#### Text section
▼▼▼
Increased production costs and tough conditions forced the mining industry in mineral-rich countries in Southeast Asia, including Malaysia, to slow down.

But anti-mining measures in neighboring countries have revived positive mining prospects in Malaysia as some 50 new mining leases have been issued last year and 152 leases in 2010 as companies were making a beeline for leases and exploration licenses to mine in this mineral-rich Southeast Asian country.

Singapore-based iron ore miner Zhong Cheng Mining Sdn Bhd recently moved its entire operations to peninsular Malaysia.

Its president and CEO Tan Hoe Beng told Xinhua that the company has so far invested 400 million ringgit (128.74 million U.S. dollars) in Malaysia and is planning to triple that amount by 2016.

The Singapore firm is planning a listing on the Hong Kong Stock Exchange in the first quarter of next year.

“Our group is very bullish about the mining industry in Malaysia and we would invest a lot more. In order to fund our very aggressive expansion, we will have a listing in Hong Kong Stock Exchange. The only question is timing… I believe the first quarter of next year would be a good timing,” Tan said.

Tan was interviewed at the firm’s 700-acre iron ore mine, a joint venture with Hong Kong’s Prosperity International Holdings Ltd, in peninsula Malaysia’s largest state Pahang in the east coast.

The company mines and processes from 15 mine concessions across peninsula Malaysia three million tons of iron ore annually.
▲▲▲
(A data block)
▼▼▼
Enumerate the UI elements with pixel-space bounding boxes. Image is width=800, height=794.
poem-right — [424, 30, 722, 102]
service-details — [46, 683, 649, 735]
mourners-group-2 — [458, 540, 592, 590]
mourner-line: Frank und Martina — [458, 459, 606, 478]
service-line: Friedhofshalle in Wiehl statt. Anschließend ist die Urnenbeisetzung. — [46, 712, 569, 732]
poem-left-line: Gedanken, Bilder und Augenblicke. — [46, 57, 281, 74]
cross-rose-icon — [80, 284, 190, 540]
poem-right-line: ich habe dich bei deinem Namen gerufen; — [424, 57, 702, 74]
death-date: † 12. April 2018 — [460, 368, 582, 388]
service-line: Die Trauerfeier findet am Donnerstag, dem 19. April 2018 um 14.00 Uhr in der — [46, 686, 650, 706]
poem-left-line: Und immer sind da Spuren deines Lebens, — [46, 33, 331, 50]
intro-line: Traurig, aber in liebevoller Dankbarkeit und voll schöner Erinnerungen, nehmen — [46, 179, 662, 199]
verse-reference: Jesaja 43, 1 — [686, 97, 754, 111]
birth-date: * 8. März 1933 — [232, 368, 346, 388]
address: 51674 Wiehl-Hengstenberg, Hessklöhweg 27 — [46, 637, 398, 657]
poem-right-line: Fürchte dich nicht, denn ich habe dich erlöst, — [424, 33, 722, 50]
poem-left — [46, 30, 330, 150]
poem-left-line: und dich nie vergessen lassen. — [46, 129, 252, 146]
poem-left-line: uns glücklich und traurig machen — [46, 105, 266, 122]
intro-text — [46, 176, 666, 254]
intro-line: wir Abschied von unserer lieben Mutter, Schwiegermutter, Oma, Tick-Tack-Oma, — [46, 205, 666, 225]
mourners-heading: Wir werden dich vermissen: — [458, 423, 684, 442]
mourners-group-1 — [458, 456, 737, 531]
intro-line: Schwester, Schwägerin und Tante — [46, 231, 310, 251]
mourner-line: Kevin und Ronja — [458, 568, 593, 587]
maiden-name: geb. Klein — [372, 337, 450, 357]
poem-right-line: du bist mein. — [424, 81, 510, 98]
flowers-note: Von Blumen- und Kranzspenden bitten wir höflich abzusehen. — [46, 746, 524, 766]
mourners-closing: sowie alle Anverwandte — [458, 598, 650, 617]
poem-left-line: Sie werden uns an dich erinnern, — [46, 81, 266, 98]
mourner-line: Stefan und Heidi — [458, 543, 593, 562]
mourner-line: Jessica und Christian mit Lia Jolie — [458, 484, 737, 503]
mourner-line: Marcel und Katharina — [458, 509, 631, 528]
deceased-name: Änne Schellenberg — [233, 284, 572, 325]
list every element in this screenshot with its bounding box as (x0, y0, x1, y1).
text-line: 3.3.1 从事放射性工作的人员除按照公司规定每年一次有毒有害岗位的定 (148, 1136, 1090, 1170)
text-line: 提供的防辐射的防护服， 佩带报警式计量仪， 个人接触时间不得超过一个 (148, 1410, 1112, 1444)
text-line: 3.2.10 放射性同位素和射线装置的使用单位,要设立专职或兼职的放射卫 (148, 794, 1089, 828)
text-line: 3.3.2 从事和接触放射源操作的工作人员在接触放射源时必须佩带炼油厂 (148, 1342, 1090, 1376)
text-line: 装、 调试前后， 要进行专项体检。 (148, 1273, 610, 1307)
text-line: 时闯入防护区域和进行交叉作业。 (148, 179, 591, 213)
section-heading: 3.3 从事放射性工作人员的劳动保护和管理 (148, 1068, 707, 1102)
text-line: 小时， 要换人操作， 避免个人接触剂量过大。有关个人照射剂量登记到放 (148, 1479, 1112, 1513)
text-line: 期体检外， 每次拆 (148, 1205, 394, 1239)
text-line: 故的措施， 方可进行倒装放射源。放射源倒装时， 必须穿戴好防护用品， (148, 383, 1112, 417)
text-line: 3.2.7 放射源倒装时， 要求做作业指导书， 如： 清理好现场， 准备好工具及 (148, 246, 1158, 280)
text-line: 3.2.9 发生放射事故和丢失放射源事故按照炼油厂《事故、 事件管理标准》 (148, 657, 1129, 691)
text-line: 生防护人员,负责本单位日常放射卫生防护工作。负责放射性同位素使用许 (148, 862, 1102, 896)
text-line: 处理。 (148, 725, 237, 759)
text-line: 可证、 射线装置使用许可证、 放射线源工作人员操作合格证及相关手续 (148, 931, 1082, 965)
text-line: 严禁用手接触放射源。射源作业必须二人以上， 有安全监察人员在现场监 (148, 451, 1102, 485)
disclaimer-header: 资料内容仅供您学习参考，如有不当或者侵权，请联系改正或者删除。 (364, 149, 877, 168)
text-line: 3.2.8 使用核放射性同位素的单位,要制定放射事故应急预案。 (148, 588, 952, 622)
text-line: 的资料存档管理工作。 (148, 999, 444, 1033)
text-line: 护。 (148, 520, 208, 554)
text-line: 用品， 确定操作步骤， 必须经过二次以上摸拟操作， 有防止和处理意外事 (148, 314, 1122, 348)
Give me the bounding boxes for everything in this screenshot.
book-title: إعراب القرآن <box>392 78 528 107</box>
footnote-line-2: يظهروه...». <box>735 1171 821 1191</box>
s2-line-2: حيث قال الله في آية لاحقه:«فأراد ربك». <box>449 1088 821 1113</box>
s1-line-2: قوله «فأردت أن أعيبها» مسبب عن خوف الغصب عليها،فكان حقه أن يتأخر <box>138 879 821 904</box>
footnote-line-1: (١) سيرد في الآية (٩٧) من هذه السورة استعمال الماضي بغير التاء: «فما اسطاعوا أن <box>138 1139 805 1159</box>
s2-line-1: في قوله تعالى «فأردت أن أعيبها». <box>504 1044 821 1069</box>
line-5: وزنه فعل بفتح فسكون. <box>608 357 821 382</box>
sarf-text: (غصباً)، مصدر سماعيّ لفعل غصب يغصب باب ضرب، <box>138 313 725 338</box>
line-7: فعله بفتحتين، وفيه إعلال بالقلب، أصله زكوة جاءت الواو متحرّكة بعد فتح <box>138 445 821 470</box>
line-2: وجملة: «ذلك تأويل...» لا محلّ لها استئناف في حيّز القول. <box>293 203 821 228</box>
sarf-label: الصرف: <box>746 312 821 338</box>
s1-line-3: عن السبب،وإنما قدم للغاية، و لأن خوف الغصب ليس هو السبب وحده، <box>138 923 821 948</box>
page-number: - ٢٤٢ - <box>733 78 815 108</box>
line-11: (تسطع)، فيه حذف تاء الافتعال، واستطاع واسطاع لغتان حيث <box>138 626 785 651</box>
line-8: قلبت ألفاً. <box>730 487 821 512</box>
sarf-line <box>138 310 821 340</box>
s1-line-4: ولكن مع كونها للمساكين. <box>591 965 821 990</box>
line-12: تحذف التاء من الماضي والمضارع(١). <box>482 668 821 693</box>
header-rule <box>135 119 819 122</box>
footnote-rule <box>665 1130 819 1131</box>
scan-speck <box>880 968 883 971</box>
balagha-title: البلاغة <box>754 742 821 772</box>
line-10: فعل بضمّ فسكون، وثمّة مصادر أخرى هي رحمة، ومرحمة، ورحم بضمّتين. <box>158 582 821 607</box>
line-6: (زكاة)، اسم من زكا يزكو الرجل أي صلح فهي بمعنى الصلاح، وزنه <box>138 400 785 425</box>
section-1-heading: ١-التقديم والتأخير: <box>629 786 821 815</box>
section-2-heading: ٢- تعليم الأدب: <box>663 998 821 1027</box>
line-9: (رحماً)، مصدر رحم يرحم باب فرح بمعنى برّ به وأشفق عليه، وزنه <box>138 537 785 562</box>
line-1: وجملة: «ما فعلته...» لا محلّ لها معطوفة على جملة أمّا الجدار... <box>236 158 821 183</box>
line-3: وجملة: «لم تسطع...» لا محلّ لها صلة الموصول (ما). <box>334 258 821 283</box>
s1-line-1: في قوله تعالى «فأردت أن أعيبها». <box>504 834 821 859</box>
▲▲▲
#### The tasks
1. Write out the entries in the data block from its first line up to and including the line with "birth-date: * 8.".
2. Extend the article on Malaysia's mining industry, starting after its last sentence.
The entries in the data block have no connection to the article on Malaysia's mining industry.

#### Answers to the problems
1.
Enumerate the UI elements with pixel-space bounding boxes. Image is width=800, height=794.
poem-right — [424, 30, 722, 102]
service-details — [46, 683, 649, 735]
mourners-group-2 — [458, 540, 592, 590]
mourner-line: Frank und Martina — [458, 459, 606, 478]
service-line: Friedhofshalle in Wiehl statt. Anschließend ist die Urnenbeisetzung. — [46, 712, 569, 732]
poem-left-line: Gedanken, Bilder und Augenblicke. — [46, 57, 281, 74]
cross-rose-icon — [80, 284, 190, 540]
poem-right-line: ich habe dich bei deinem Namen gerufen; — [424, 57, 702, 74]
death-date: † 12. April 2018 — [460, 368, 582, 388]
service-line: Die Trauerfeier findet am Donnerstag, dem 19. April 2018 um 14.00 Uhr in der — [46, 686, 650, 706]
poem-left-line: Und immer sind da Spuren deines Lebens, — [46, 33, 331, 50]
intro-line: Traurig, aber in liebevoller Dankbarkeit und voll schöner Erinnerungen, nehmen — [46, 179, 662, 199]
verse-reference: Jesaja 43, 1 — [686, 97, 754, 111]
birth-date: * 8. März 1933 — [232, 368, 346, 388]

2.
All of the firm’s output are shipped to China, whose demand for iron ore reaches a record 1.8 billion tons this year.

Tan said that Malaysia has the needed infrastructure for a successful mining operation.

Zhong Cheng plans to add 10 more mine sites in its portfolio, aiming for an increased annual output of 10 million tons of iron ore by 2015.

The Malaysian government has recently said that the country expects the shipment of minerals to double this year.

The estimated value of major minerals produced in 2011 in Malaysia was 6.18 billion ringgit (1.98 billion U.S. dollars), a 54 percent increase from 3.99 billion ringgit (1.28 billion U.S. dollars) recorded in 2010.

Its gold production almost doubled to 4,215 kilograms last year from 2009 while coal output grew 2.9 million tons last year compared with two years ago.

Iron ore output saw the highest jump of all minerals as it doubled to 7.6 million tons last year from 3.5 million tons a year ago, according to the preliminary government data.